SHORT TASK 1 » Repeat the part of the sync-db workflow patch that starts with "From ec6aa7375595ffb2f6ae80f81f547d028cc33166 Mon" and goes on through "insertions(+), 118 deletions(-)".
SHORT TASK 2 » In the sync-db workflow patch, which Kubernetes secret in the prod cluster are the backup credentials read from?
SHORT TASK 3 » Continue the sync-db workflow patch from where it stops.

QUOTED PASSAGE »

From ec6aa7375595ffb2f6ae80f81f547d028cc33166 Mon Sep 17 00:00:00 2001
From: Radoslav Dimitrov <radoslav@stacklok.com>
Date: Wed, 8 Oct 2025 14:25:47 +0300
Subject: [PATCH 2/6] Use the existing backups of prod instead

Signed-off-by: Radoslav Dimitrov <radoslav@stacklok.com>
---
 .github/workflows/sync-db.yml | 391 ++++++++++++++++++++++++----------
 1 file changed, 273 insertions(+), 118 deletions(-)

diff --git a/.github/workflows/sync-db.yml b/.github/workflows/sync-db.yml
index b6006bfa..7d7c7386 100644
--- a/.github/workflows/sync-db.yml
+++ b/.github/workflows/sync-db.yml
@@ -1,4 +1,4 @@
-name: Sync Production DB to Staging
+name: Sync Production DB to Staging (from backups)
 
 on:
   schedule:
@@ -11,7 +11,7 @@ permissions:
 
 jobs:
   sync-database:
-    name: Sync Prod DB to Staging
+    name: Sync Prod DB to Staging from k8up Backups
     runs-on: ubuntu-latest
     environment: staging
     concurrency:
@@ -29,94 +29,177 @@ jobs:
           project_id: mcp-registry-prod
           install_components: gke-gcloud-auth-plugin
 
-      - name: Get prod GKE credentials
+      - name: Get backup credentials from prod cluster
+        id: backup-creds
         run: |
+          # Connect to prod cluster to get backup credentials
           gcloud container clusters get-credentials mcp-registry-prod \
             --zone=us-central1-b \
             --project=mcp-registry-prod
 
-      - name: Dump production database
+          # Extract backup credentials from prod cluster
+          ACCESS_KEY=$(kubectl get secret k8up-backup-credentials -n default -o jsonpath='{.data.AWS_ACCESS_KEY_ID}' | base64 -d)
+          SECRET_KEY=$(kubectl get secret k8up-backup-credentials -n default -o jsonpath='{.data.AWS_SECRET_ACCESS_KEY}' | base64 -d)
+
+          # Store in outputs (GitHub Actions encrypts these automatically)
+          echo "access_key=$ACCESS_KEY" >> $GITHUB_OUTPUT
+          echo "secret_key=$SECRET_KEY" >> $GITHUB_OUTPUT
+
+          echo "✓ Backup credentials extracted from prod"
+
+      - name: Switch to staging cluster
+        uses: google-github-actions/auth@7c6bc770dae815cd3e89ee6cdf493a5fab2cc093
+        with:
+          credentials_json: ${{ secrets.GCP_STAGING_SERVICE_ACCOUNT_KEY }}
+
+      - name: Configure staging cluster access
+        run: |
+          gcloud config set project mcp-registry-staging
+          gcloud container clusters get-credentials mcp-registry-staging \
+            --zone=us-central1-b \
+            --project=mcp-registry-staging
+
+          echo "✓ Connected to staging cluster"
+
+      - name: Create secret for prod backup bucket access
+        run: |
+          # Create/update secret in staging with read-only access to prod backups
+          kubectl create secret generic prod-backup-credentials \
+            --from-literal=AWS_ACCESS_KEY_ID="${{ steps.backup-creds.outputs.access_key }}" \
+            --from-literal=AWS_SECRET_ACCESS_KEY="${{ steps.backup-creds.outputs.secret_key }}" \
+            --dry-run=client -o yaml | kubectl apply -f -
+
+          echo "✓ Backup credentials configured in staging"

EXCERPTED DATA »
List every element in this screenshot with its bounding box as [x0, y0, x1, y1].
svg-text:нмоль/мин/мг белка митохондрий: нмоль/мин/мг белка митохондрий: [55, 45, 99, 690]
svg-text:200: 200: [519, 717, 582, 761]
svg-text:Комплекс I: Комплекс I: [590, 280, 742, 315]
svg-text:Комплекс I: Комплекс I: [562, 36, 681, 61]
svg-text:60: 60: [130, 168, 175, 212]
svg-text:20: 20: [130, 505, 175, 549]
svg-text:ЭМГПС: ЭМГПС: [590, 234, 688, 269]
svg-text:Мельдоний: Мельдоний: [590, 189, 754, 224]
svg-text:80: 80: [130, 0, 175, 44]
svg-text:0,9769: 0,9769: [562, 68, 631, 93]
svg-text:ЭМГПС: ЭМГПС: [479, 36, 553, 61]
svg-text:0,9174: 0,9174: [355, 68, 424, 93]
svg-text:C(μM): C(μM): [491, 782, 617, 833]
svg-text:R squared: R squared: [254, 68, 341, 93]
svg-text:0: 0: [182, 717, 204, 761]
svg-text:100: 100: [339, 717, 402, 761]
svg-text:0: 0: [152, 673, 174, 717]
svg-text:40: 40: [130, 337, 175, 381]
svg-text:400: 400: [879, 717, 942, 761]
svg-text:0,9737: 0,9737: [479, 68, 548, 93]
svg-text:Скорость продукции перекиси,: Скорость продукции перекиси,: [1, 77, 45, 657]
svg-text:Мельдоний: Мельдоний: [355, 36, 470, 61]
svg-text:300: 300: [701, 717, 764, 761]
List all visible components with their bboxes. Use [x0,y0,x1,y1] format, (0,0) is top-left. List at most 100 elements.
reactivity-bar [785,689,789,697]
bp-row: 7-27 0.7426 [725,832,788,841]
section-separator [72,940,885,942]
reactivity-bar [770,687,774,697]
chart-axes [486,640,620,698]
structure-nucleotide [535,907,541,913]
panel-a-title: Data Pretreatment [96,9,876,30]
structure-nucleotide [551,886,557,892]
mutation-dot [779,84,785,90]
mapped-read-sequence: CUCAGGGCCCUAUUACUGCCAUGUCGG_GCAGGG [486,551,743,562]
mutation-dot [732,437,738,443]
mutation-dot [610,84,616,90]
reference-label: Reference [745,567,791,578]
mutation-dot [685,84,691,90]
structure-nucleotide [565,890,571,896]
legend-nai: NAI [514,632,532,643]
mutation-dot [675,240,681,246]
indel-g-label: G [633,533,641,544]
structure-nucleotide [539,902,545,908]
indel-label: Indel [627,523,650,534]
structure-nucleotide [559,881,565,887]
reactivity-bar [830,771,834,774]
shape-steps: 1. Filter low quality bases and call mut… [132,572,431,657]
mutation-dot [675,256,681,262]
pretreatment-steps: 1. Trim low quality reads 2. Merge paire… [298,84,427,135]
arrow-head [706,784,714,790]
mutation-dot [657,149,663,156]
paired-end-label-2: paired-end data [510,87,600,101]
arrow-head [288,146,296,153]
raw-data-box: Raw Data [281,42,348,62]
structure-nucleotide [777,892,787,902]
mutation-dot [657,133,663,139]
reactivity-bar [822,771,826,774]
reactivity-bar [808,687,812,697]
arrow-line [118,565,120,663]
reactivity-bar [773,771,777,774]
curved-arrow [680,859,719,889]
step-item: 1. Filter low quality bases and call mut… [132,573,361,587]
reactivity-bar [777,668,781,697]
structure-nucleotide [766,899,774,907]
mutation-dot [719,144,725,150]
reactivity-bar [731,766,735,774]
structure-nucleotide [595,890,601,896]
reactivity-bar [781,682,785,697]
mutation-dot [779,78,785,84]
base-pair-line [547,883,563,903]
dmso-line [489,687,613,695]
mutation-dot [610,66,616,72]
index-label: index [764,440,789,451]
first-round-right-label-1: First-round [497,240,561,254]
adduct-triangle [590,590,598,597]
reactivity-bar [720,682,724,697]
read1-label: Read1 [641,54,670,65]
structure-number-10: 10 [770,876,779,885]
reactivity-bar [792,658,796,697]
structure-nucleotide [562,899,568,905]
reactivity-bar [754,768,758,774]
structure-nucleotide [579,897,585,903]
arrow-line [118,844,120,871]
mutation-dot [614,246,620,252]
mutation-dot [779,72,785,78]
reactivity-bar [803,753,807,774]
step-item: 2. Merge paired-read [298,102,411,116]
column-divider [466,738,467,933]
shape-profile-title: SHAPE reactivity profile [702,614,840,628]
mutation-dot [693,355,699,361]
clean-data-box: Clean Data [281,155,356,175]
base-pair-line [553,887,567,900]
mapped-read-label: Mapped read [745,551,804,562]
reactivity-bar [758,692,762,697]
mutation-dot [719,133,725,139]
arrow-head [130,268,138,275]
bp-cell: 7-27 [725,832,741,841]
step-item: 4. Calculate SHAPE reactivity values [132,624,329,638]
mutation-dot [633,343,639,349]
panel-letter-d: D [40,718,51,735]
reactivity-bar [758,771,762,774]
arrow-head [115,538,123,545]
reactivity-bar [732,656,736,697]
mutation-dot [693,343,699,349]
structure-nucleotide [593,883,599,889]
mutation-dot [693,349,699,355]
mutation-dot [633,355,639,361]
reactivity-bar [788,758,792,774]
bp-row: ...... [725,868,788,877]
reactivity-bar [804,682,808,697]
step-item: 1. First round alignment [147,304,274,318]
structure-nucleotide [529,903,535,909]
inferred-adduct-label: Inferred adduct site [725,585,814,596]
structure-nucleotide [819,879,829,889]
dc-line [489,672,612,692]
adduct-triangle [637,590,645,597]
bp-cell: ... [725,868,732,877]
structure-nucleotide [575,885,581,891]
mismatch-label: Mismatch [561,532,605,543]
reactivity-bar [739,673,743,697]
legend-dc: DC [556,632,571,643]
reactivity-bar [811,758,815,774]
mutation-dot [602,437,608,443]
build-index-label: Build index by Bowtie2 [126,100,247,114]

EXERCISE RESPONSE 1 »
From ec6aa7375595ffb2f6ae80f81f547d028cc33166 Mon Sep 17 00:00:00 2001
From: Radoslav Dimitrov <radoslav@stacklok.com>
Date: Wed, 8 Oct 2025 14:25:47 +0300
Subject: [PATCH 2/6] Use the existing backups of prod instead

Signed-off-by: Radoslav Dimitrov <radoslav@stacklok.com>
---
 .github/workflows/sync-db.yml | 391 ++++++++++++++++++++++++----------
 1 file changed, 273 insertions(+), 118 deletions(-)

EXERCISE RESPONSE 2 » k8up-backup-credentials, in the default namespace.

EXERCISE RESPONSE 3 »
+
+      - name: Create restore PVC
         run: |
-          # Create a job to dump the database from within the prod cluster
           kubectl apply -f - <<EOF
-          apiVersion: batch/v1
-          kind: Job
+          apiVersion: v1
+          kind: PersistentVolumeClaim
           metadata:
-            name: pg-dump-$(date +%Y%m%d-%H%M%S)
+            name: restore-data-pvc
             namespace: default
           spec:
-            ttlSecondsAfterFinished: 600
-            template:
-              spec:
-                restartPolicy: Never
-                containers:
-                - name: pg-dump
-                  image: postgres:15
-                  command:
-                    - /bin/bash
-                    - -c
-                    - |
-                      set -e
-                      echo "Waiting for database to be ready..."
-                      until pg_isready -h registry-pg-rw -U postgres; do
-                        sleep 2
-                      done
+            accessModes:
+              - ReadWriteOnce
+            resources:
+              requests:
+                storage: 50Gi
+          EOF
 
-                      echo "Dumping production database..."
-                      PGPASSWORD=\$POSTGRES_PASSWORD pg_dump \
-                        -h registry-pg-rw \
-                        -U postgres \
-                        -d app \
-                        --format=custom \
-                        --file=/backup/prod-backup.dump \
-                        --verbose
-
-                      echo "✓ Database dump completed"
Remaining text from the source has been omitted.